*** RECORD LIST ***

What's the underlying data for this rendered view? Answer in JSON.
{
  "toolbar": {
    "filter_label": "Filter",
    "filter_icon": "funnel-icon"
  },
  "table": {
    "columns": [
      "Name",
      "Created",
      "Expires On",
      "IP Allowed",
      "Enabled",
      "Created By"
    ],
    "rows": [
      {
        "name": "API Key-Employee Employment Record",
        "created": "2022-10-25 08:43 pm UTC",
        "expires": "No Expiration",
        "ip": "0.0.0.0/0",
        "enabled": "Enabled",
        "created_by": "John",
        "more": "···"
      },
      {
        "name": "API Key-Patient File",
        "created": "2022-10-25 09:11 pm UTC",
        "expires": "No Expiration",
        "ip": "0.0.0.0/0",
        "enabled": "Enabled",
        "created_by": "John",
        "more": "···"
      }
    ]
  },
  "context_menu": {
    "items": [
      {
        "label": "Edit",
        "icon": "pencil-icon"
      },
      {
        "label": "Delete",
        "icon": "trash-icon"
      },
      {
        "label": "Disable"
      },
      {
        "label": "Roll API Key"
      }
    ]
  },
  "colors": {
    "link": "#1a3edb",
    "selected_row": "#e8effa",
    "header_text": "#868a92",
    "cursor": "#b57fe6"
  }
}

***

## WORK INSTRUCTIONS
Write out every entry word for word.

## SOLUTION TO THE PROBLEM
What's the underlying data for this rendered view? Answer in JSON.
{
  "toolbar": {
    "filter_label": "Filter",
    "filter_icon": "funnel-icon"
  },
  "table": {
    "columns": [
      "Name",
      "Created",
      "Expires On",
      "IP Allowed",
      "Enabled",
      "Created By"
    ],
    "rows": [
      {
        "name": "API Key-Employee Employment Record",
        "created": "2022-10-25 08:43 pm UTC",
        "expires": "No Expiration",
        "ip": "0.0.0.0/0",
        "enabled": "Enabled",
        "created_by": "John",
        "more": "···"
      },
      {
        "name": "API Key-Patient File",
        "created": "2022-10-25 09:11 pm UTC",
        "expires": "No Expiration",
        "ip": "0.0.0.0/0",
        "enabled": "Enabled",
        "created_by": "John",
        "more": "···"
      }
    ]
  },
  "context_menu": {
    "items": [
      {
        "label": "Edit",
        "icon": "pencil-icon"
      },
      {
        "label": "Delete",
        "icon": "trash-icon"
      },
      {
        "label": "Disable"
      },
      {
        "label": "Roll API Key"
      }
    ]
  },
  "colors": {
    "link": "#1a3edb",
    "selected_row": "#e8effa",
    "header_text": "#868a92",
    "cursor": "#b57fe6"
  }
}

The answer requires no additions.